<<<<
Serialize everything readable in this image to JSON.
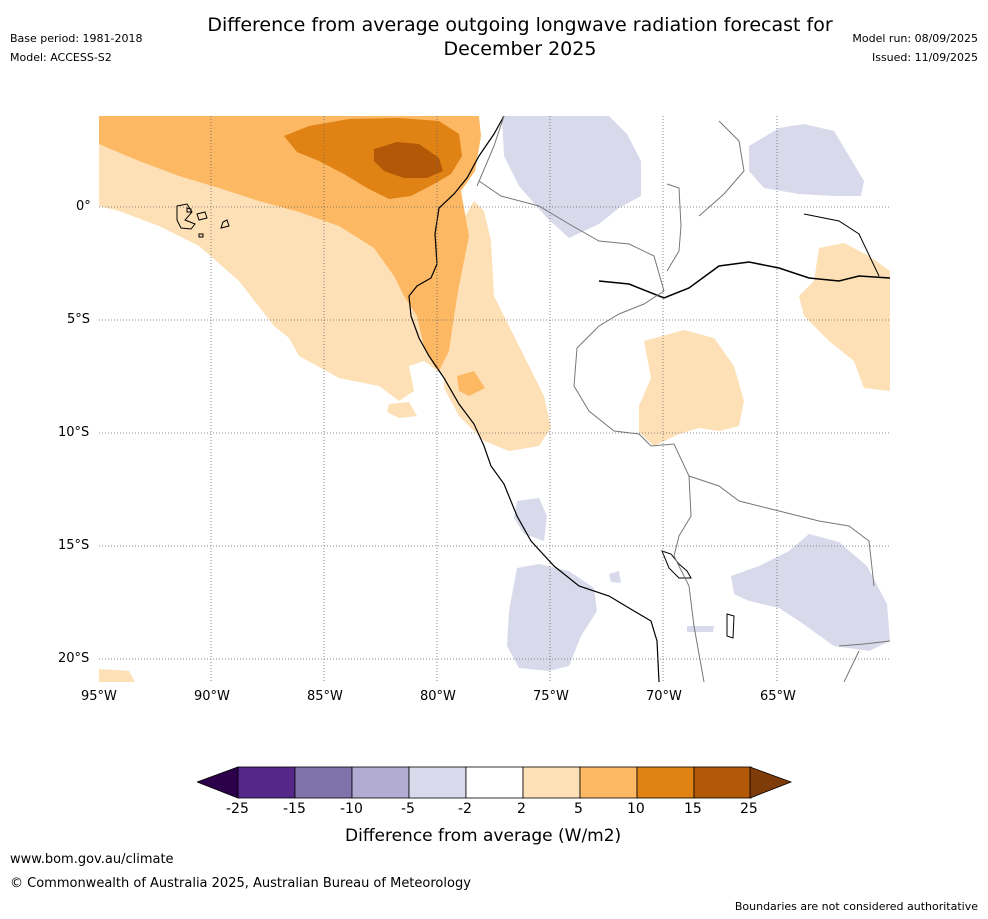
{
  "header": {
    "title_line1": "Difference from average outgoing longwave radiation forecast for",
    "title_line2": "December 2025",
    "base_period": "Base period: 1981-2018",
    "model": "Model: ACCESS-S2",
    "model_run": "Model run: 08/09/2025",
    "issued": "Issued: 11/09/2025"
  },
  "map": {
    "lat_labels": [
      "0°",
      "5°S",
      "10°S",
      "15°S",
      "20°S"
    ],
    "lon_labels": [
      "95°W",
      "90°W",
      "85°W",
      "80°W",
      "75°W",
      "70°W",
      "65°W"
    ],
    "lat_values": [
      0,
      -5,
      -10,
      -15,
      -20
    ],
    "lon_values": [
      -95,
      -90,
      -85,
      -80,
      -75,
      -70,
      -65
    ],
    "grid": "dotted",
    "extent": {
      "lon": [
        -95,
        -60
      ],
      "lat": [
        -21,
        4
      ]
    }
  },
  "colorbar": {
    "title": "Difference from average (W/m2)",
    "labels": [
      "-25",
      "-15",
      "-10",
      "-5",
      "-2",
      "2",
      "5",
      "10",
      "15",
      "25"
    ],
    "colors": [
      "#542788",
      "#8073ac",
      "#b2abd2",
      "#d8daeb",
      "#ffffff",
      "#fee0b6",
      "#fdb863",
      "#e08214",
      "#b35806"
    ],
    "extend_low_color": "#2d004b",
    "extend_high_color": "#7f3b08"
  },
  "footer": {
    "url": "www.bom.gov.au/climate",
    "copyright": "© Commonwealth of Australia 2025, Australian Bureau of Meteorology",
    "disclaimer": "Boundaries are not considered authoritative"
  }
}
>>>>
<<<<
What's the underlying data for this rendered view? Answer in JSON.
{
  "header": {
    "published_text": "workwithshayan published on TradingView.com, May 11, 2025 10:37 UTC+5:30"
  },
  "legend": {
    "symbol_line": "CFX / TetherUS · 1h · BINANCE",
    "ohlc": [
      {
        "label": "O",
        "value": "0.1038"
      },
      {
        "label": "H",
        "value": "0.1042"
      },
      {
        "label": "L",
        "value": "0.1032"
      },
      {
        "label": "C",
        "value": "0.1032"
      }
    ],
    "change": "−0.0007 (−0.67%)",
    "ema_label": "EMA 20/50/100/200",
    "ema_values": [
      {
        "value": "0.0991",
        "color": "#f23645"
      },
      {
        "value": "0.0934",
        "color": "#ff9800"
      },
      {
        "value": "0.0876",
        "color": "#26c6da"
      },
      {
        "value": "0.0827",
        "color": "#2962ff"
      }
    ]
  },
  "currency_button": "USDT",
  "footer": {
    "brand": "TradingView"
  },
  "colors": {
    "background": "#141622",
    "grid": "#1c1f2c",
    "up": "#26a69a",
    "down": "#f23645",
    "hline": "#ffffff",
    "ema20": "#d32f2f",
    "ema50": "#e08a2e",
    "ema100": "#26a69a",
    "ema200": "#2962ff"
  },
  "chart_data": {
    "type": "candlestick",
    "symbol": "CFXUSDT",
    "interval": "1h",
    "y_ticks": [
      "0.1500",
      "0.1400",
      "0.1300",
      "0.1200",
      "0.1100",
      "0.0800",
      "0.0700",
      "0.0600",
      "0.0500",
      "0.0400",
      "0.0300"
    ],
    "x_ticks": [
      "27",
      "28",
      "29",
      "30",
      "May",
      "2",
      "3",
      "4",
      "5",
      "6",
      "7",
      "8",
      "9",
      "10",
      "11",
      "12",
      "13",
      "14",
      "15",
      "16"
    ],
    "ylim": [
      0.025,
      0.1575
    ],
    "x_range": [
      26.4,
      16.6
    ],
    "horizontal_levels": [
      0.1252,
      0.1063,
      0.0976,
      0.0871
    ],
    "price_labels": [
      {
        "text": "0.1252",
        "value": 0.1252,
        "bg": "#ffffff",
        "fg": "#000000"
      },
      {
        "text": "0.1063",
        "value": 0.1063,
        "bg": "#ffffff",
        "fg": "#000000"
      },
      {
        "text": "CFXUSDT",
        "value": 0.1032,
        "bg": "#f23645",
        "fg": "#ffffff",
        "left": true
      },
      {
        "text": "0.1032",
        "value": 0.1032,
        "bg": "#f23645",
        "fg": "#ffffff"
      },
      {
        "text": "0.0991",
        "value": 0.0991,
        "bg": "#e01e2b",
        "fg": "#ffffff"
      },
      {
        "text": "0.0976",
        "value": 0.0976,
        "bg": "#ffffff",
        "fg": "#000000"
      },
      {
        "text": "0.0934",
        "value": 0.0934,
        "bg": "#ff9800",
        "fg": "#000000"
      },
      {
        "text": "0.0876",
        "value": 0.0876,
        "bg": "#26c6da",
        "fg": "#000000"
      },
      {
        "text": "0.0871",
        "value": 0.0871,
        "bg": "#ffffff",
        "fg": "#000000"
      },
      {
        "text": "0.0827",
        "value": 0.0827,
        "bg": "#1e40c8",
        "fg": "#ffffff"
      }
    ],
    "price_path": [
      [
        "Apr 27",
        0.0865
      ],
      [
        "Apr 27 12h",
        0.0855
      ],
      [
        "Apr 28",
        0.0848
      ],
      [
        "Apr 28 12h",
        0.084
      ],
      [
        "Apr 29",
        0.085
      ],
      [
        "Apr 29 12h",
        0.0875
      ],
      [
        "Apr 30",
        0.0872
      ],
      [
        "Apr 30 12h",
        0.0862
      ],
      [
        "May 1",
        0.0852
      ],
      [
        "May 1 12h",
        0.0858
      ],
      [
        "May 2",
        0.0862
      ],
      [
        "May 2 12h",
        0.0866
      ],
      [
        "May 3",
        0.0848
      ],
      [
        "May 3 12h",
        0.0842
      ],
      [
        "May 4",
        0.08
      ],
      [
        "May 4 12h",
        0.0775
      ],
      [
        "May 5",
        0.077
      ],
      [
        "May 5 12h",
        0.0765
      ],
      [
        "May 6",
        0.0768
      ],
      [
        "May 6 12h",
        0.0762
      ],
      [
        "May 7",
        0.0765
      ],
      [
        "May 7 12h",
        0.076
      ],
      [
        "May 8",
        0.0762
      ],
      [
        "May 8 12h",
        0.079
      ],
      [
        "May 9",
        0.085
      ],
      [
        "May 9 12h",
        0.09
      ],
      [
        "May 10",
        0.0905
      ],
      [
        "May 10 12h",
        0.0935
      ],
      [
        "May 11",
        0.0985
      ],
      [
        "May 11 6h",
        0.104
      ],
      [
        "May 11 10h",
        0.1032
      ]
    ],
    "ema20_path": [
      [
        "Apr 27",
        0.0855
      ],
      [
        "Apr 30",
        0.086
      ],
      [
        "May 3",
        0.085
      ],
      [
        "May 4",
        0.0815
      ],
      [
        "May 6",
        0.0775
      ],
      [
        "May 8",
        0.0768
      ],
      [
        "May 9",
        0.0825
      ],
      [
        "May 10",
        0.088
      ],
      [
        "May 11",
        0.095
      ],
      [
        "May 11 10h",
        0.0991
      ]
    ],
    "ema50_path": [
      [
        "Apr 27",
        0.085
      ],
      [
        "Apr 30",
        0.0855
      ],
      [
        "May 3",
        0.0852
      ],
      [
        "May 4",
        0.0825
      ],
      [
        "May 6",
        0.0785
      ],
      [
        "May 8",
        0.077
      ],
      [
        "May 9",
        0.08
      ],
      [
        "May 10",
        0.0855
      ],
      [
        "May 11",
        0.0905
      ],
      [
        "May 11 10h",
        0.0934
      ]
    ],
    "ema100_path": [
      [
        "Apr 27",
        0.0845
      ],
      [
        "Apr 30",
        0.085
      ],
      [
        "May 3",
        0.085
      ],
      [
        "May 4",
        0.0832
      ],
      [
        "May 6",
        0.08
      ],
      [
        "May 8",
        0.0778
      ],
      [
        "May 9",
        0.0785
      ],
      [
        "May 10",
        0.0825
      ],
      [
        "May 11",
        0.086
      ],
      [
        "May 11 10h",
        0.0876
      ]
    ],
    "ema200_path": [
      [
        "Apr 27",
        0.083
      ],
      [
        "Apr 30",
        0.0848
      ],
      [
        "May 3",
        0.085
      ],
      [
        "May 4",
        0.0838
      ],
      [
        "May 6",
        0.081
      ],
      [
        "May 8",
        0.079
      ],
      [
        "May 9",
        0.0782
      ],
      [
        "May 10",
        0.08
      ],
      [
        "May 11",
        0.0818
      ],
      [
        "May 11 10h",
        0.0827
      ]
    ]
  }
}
>>>>
Find every line in the records above that holds the word "average", and copy each one.

    "title_line1": "Difference from average outgoing longwave radiation forecast for",
    "title": "Difference from average (W/m2)",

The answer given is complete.